## begin Provided data
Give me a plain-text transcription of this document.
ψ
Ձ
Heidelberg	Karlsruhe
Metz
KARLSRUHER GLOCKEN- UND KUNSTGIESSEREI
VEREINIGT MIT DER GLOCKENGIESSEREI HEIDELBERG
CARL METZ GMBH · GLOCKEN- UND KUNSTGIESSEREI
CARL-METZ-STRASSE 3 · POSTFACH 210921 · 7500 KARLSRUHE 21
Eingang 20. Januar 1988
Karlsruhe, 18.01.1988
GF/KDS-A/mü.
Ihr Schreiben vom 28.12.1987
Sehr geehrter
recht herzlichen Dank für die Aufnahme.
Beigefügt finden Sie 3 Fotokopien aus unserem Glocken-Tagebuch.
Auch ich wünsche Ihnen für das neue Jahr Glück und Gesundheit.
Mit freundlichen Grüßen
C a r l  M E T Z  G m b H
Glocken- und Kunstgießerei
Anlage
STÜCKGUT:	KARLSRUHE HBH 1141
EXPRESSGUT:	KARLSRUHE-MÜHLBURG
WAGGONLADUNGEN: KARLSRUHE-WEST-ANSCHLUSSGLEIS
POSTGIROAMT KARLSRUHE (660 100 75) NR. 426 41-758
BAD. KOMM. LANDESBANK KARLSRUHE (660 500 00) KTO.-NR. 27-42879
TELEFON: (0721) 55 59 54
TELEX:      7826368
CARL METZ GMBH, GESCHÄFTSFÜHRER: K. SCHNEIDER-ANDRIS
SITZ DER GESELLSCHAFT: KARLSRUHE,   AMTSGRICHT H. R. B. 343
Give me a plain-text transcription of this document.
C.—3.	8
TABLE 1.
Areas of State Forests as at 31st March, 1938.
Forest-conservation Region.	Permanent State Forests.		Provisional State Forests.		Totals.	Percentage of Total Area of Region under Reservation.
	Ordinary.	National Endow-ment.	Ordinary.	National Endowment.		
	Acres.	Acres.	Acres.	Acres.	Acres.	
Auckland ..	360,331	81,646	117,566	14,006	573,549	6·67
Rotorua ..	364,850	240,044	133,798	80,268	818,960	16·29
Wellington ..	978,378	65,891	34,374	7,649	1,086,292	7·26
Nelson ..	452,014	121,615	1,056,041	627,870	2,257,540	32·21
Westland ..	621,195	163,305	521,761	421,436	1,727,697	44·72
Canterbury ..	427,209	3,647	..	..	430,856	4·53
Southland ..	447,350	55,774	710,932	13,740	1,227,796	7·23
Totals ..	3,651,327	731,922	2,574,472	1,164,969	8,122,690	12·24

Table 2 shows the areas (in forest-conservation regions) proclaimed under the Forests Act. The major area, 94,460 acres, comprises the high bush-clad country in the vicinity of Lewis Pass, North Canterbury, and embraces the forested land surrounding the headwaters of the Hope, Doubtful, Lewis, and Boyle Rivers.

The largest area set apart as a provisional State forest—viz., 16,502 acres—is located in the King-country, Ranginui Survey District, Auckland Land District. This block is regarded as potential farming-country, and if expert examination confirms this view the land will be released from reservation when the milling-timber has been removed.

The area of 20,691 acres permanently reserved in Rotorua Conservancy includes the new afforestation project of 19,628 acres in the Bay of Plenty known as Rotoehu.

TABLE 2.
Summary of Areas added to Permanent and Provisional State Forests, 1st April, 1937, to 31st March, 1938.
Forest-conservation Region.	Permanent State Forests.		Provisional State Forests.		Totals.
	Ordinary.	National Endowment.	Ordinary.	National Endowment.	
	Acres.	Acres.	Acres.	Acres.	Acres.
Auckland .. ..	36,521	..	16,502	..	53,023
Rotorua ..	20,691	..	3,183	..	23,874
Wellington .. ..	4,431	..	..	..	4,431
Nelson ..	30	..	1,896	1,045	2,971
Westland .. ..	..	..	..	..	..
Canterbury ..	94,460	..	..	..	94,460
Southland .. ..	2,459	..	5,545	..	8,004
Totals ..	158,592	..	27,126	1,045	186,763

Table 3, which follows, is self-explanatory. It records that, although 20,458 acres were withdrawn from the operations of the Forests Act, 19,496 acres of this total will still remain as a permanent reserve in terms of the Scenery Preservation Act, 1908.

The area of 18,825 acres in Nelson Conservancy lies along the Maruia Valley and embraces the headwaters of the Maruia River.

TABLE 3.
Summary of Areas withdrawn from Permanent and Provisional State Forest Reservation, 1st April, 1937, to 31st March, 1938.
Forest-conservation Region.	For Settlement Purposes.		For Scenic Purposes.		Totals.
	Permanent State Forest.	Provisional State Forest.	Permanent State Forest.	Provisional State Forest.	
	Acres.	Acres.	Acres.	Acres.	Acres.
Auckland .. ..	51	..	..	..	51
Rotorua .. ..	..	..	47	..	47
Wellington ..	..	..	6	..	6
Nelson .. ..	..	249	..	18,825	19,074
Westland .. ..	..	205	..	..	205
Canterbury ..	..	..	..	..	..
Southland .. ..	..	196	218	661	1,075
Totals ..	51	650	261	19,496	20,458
## end Provided data
▶ [Exercise goal]: Restate the whole of the material exactly.

▶ [Finished exercise]:
Give me a plain-text transcription of this document.
ψ
Ձ
Heidelberg	Karlsruhe
Metz
KARLSRUHER GLOCKEN- UND KUNSTGIESSEREI
VEREINIGT MIT DER GLOCKENGIESSEREI HEIDELBERG
CARL METZ GMBH · GLOCKEN- UND KUNSTGIESSEREI
CARL-METZ-STRASSE 3 · POSTFACH 210921 · 7500 KARLSRUHE 21
Eingang 20. Januar 1988
Karlsruhe, 18.01.1988
GF/KDS-A/mü.
Ihr Schreiben vom 28.12.1987
Sehr geehrter
recht herzlichen Dank für die Aufnahme.
Beigefügt finden Sie 3 Fotokopien aus unserem Glocken-Tagebuch.
Auch ich wünsche Ihnen für das neue Jahr Glück und Gesundheit.
Mit freundlichen Grüßen
C a r l  M E T Z  G m b H
Glocken- und Kunstgießerei
Anlage
STÜCKGUT:	KARLSRUHE HBH 1141
EXPRESSGUT:	KARLSRUHE-MÜHLBURG
WAGGONLADUNGEN: KARLSRUHE-WEST-ANSCHLUSSGLEIS
POSTGIROAMT KARLSRUHE (660 100 75) NR. 426 41-758
BAD. KOMM. LANDESBANK KARLSRUHE (660 500 00) KTO.-NR. 27-42879
TELEFON: (0721) 55 59 54
TELEX:      7826368
CARL METZ GMBH, GESCHÄFTSFÜHRER: K. SCHNEIDER-ANDRIS
SITZ DER GESELLSCHAFT: KARLSRUHE,   AMTSGRICHT H. R. B. 343
Give me a plain-text transcription of this document.
C.—3.	8
TABLE 1.
Areas of State Forests as at 31st March, 1938.
Forest-conservation Region.	Permanent State Forests.		Provisional State Forests.		Totals.	Percentage of Total Area of Region under Reservation.
	Ordinary.	National Endow-ment.	Ordinary.	National Endowment.		
	Acres.	Acres.	Acres.	Acres.	Acres.	
Auckland ..	360,331	81,646	117,566	14,006	573,549	6·67
Rotorua ..	364,850	240,044	133,798	80,268	818,960	16·29
Wellington ..	978,378	65,891	34,374	7,649	1,086,292	7·26
Nelson ..	452,014	121,615	1,056,041	627,870	2,257,540	32·21
Westland ..	621,195	163,305	521,761	421,436	1,727,697	44·72
Canterbury ..	427,209	3,647	..	..	430,856	4·53
Southland ..	447,350	55,774	710,932	13,740	1,227,796	7·23
Totals ..	3,651,327	731,922	2,574,472	1,164,969	8,122,690	12·24

Table 2 shows the areas (in forest-conservation regions) proclaimed under the Forests Act. The major area, 94,460 acres, comprises the high bush-clad country in the vicinity of Lewis Pass, North Canterbury, and embraces the forested land surrounding the headwaters of the Hope, Doubtful, Lewis, and Boyle Rivers.

The largest area set apart as a provisional State forest—viz., 16,502 acres—is located in the King-country, Ranginui Survey District, Auckland Land District. This block is regarded as potential farming-country, and if expert examination confirms this view the land will be released from reservation when the milling-timber has been removed.

The area of 20,691 acres permanently reserved in Rotorua Conservancy includes the new afforestation project of 19,628 acres in the Bay of Plenty known as Rotoehu.

TABLE 2.
Summary of Areas added to Permanent and Provisional State Forests, 1st April, 1937, to 31st March, 1938.
Forest-conservation Region.	Permanent State Forests.		Provisional State Forests.		Totals.
	Ordinary.	National Endowment.	Ordinary.	National Endowment.	
	Acres.	Acres.	Acres.	Acres.	Acres.
Auckland .. ..	36,521	..	16,502	..	53,023
Rotorua ..	20,691	..	3,183	..	23,874
Wellington .. ..	4,431	..	..	..	4,431
Nelson ..	30	..	1,896	1,045	2,971
Westland .. ..	..	..	..	..	..
Canterbury ..	94,460	..	..	..	94,460
Southland .. ..	2,459	..	5,545	..	8,004
Totals ..	158,592	..	27,126	1,045	186,763

Table 3, which follows, is self-explanatory. It records that, although 20,458 acres were withdrawn from the operations of the Forests Act, 19,496 acres of this total will still remain as a permanent reserve in terms of the Scenery Preservation Act, 1908.

The area of 18,825 acres in Nelson Conservancy lies along the Maruia Valley and embraces the headwaters of the Maruia River.

TABLE 3.
Summary of Areas withdrawn from Permanent and Provisional State Forest Reservation, 1st April, 1937, to 31st March, 1938.
Forest-conservation Region.	For Settlement Purposes.		For Scenic Purposes.		Totals.
	Permanent State Forest.	Provisional State Forest.	Permanent State Forest.	Provisional State Forest.	
	Acres.	Acres.	Acres.	Acres.	Acres.
Auckland .. ..	51	..	..	..	51
Rotorua .. ..	..	..	47	..	47
Wellington ..	..	..	6	..	6
Nelson .. ..	..	249	..	18,825	19,074
Westland .. ..	..	205	..	..	205
Canterbury ..	..	..	..	..	..
Southland .. ..	..	196	218	661	1,075
Totals ..	51	650	261	19,496	20,458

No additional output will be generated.